--- start of Input material ---
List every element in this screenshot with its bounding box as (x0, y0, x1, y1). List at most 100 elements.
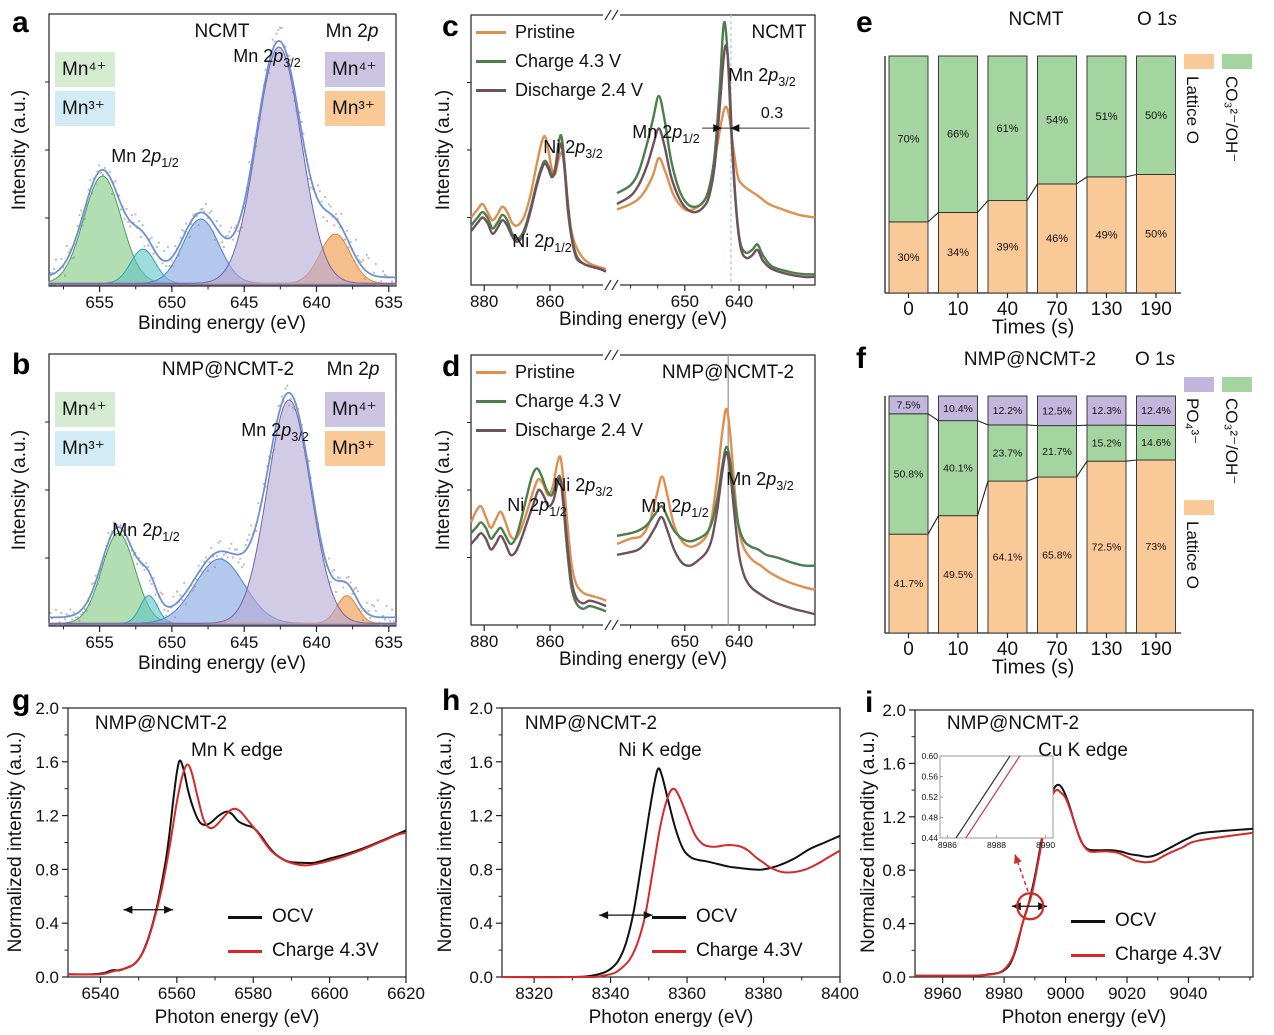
scatter-point (219, 224, 222, 227)
y-axis-label: Intensity (a.u.) (433, 429, 454, 551)
shift-value-label: 0.3 (760, 105, 784, 122)
legend-label: Charge 4.3V (696, 940, 803, 961)
scatter-point (306, 158, 309, 161)
scatter-point (309, 476, 312, 479)
edge-label: Mn K edge (191, 740, 283, 761)
scatter-point (112, 181, 115, 184)
charge-line-swatch (228, 949, 262, 953)
x-tick-label: 10 (947, 299, 968, 320)
scatter-point (78, 214, 81, 217)
legend-mn4-fit: Mn⁴⁺ (55, 392, 115, 427)
xas-legend: OCV Charge 4.3V (652, 900, 803, 968)
scatter-point (338, 226, 341, 229)
tick-label: 880 (470, 632, 498, 651)
bar-segment-PO₄³⁻ (888, 395, 929, 415)
scatter-point (324, 196, 327, 198)
bar-value-label: 15.2% (1092, 438, 1122, 450)
scatter-point (349, 581, 352, 584)
y-tick-label: 0.0 (35, 968, 59, 987)
panel-title: NMP@NCMT-2 (94, 713, 228, 734)
scatter-point (114, 179, 117, 182)
scatter-point (49, 612, 52, 614)
bar-value-label: 40.1% (943, 463, 973, 475)
panel-a: 655 650 645 640 635 a NCMT Mn 2p Intensity (… (0, 0, 420, 340)
scatter-point (242, 563, 245, 566)
scatter-point (125, 208, 128, 210)
scatter-point (335, 213, 337, 215)
scatter-point (130, 549, 133, 552)
scatter-point (309, 186, 312, 189)
scatter-point (315, 193, 318, 196)
scatter-point (67, 614, 70, 617)
series-Charge 4.3 V (616, 445, 816, 567)
scatter-point (266, 59, 269, 62)
panel-title: NCMT (1008, 9, 1064, 30)
carbonate-swatch (1222, 54, 1252, 69)
x-axis-label: Photon energy (eV) (1001, 1007, 1167, 1028)
scatter-point (299, 111, 301, 114)
x-tick-label: 190 (1140, 299, 1172, 320)
scatter-point (279, 26, 281, 29)
scatter-point (320, 547, 323, 549)
scatter-point (201, 208, 204, 210)
scatter-point (237, 561, 240, 564)
legend-item-charge: Charge 4.3 V (476, 47, 643, 76)
scatter-point (102, 562, 104, 565)
y-tick-label: 1.6 (35, 753, 59, 772)
scatter-point (53, 623, 56, 626)
scatter-point (103, 167, 106, 169)
scatter-point (353, 260, 356, 263)
scatter-point (116, 524, 119, 526)
chart-line (604, 279, 612, 291)
scatter-point (170, 606, 173, 609)
scatter-point (230, 542, 233, 545)
scatter-point (210, 210, 213, 213)
scatter-point (262, 84, 265, 87)
arrowhead (164, 905, 174, 914)
scatter-point (226, 234, 229, 237)
scatter-point (228, 230, 231, 233)
scatter-point (338, 577, 341, 580)
scatter-point (355, 238, 357, 241)
scatter-point (344, 238, 346, 241)
x-axis-label: Photon energy (eV) (588, 1007, 754, 1028)
inset-y-tick: 0.48 (921, 813, 938, 823)
discharge-line-swatch (476, 88, 506, 93)
scatter-point (165, 614, 168, 617)
x-axis-label: Times (s) (991, 656, 1075, 679)
scatter-point (320, 200, 323, 203)
peak-label-mn2p32: Mn 2p3/2 (233, 46, 301, 70)
scatter-point (356, 254, 359, 257)
series-Charge 4.3 V (470, 467, 607, 613)
discharge-line-swatch (476, 428, 506, 433)
scatter-point (143, 245, 146, 248)
scatter-point (374, 263, 377, 265)
scatter-point (215, 555, 218, 558)
scatter-point (197, 564, 200, 567)
scatter-point (195, 215, 198, 217)
scatter-point (116, 194, 119, 197)
panel-g-plot: 6540 6560 6580 6600 6620 0.0 0.4 0.8 1.2 1.6 2.0 (35, 699, 425, 1003)
scatter-point (387, 276, 390, 279)
scatter-point (87, 600, 90, 602)
bar-segment-CO₃²⁻/OH⁻ (1037, 425, 1077, 478)
tick-label: 9020 (1108, 984, 1146, 1003)
scatter-point (223, 553, 225, 556)
chart-line (611, 619, 619, 631)
legend-item-ocv: OCV (652, 900, 803, 934)
legend-item-discharge: Discharge 2.4 V (476, 76, 643, 105)
scatter-point (313, 188, 316, 191)
tick-label: 8960 (924, 984, 962, 1003)
scatter-point (224, 552, 227, 555)
scatter-point (136, 227, 139, 229)
scatter-point (336, 576, 339, 579)
panel-letter: e (856, 6, 873, 39)
scatter-point (150, 583, 153, 585)
scatter-point (167, 246, 169, 248)
bar-segment-CO₃²⁻/OH⁻ (888, 413, 929, 535)
state-legend: Pristine Charge 4.3 V Discharge 2.4 V (476, 358, 643, 445)
scatter-point (145, 249, 148, 252)
legend-mn4-area: Mn⁴⁺ (325, 52, 385, 87)
x-tick-label: 10 (947, 639, 968, 660)
bar-segment-Lattice O (1037, 183, 1077, 294)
--- end of Input material ---
◆ Job
Arrange the data from the line containing "scatter-point (219, 224, 222, 227)" up to and including the line containing "y-tick-label: 1.6 (35, 753, 59, 772)" as a numbered list, omitting any blank lines.

◆ The response
1. scatter-point (219, 224, 222, 227)
2. y-axis-label: Intensity (a.u.) (433, 429, 454, 551)
3. shift-value-label: 0.3 (760, 105, 784, 122)
4. legend-label: Charge 4.3V (696, 940, 803, 961)
5. scatter-point (306, 158, 309, 161)
6. scatter-point (309, 476, 312, 479)
7. edge-label: Mn K edge (191, 740, 283, 761)
8. scatter-point (112, 181, 115, 184)
9. charge-line-swatch (228, 949, 262, 953)
10. x-tick-label: 10 (947, 299, 968, 320)
11. scatter-point (78, 214, 81, 217)
12. legend-mn4-fit: Mn⁴⁺ (55, 392, 115, 427)
13. xas-legend: OCV Charge 4.3V (652, 900, 803, 968)
14. scatter-point (338, 226, 341, 229)
15. tick-label: 880 (470, 632, 498, 651)
16. bar-segment-PO₄³⁻ (888, 395, 929, 415)
17. scatter-point (324, 196, 327, 198)
18. bar-value-label: 15.2% (1092, 438, 1122, 450)
19. scatter-point (349, 581, 352, 584)
20. y-tick-label: 0.0 (35, 968, 59, 987)
21. panel-title: NMP@NCMT-2 (94, 713, 228, 734)
22. scatter-point (114, 179, 117, 182)
23. scatter-point (49, 612, 52, 614)
24. bar-value-label: 40.1% (943, 463, 973, 475)
25. panel-a: 655 650 645 640 635 a NCMT Mn 2p Intensity (… (0, 0, 420, 340)
26. scatter-point (242, 563, 245, 566)
27. scatter-point (125, 208, 128, 210)
28. scatter-point (335, 213, 337, 215)
29. scatter-point (130, 549, 133, 552)
30. scatter-point (309, 186, 312, 189)
31. scatter-point (315, 193, 318, 196)
32. scatter-point (67, 614, 70, 617)
33. series-Charge 4.3 V (616, 445, 816, 567)
34. scatter-point (266, 59, 269, 62)
35. panel-title: NCMT (1008, 9, 1064, 30)
36. carbonate-swatch (1222, 54, 1252, 69)
37. x-axis-label: Photon energy (eV) (1001, 1007, 1167, 1028)
38. scatter-point (299, 111, 301, 114)
39. x-tick-label: 190 (1140, 299, 1172, 320)
40. scatter-point (279, 26, 281, 29)
41. scatter-point (320, 547, 323, 549)
42. scatter-point (201, 208, 204, 210)
43. scatter-point (237, 561, 240, 564)
44. legend-item-charge: Charge 4.3 V (476, 47, 643, 76)
45. scatter-point (102, 562, 104, 565)
46. y-tick-label: 1.6 (35, 753, 59, 772)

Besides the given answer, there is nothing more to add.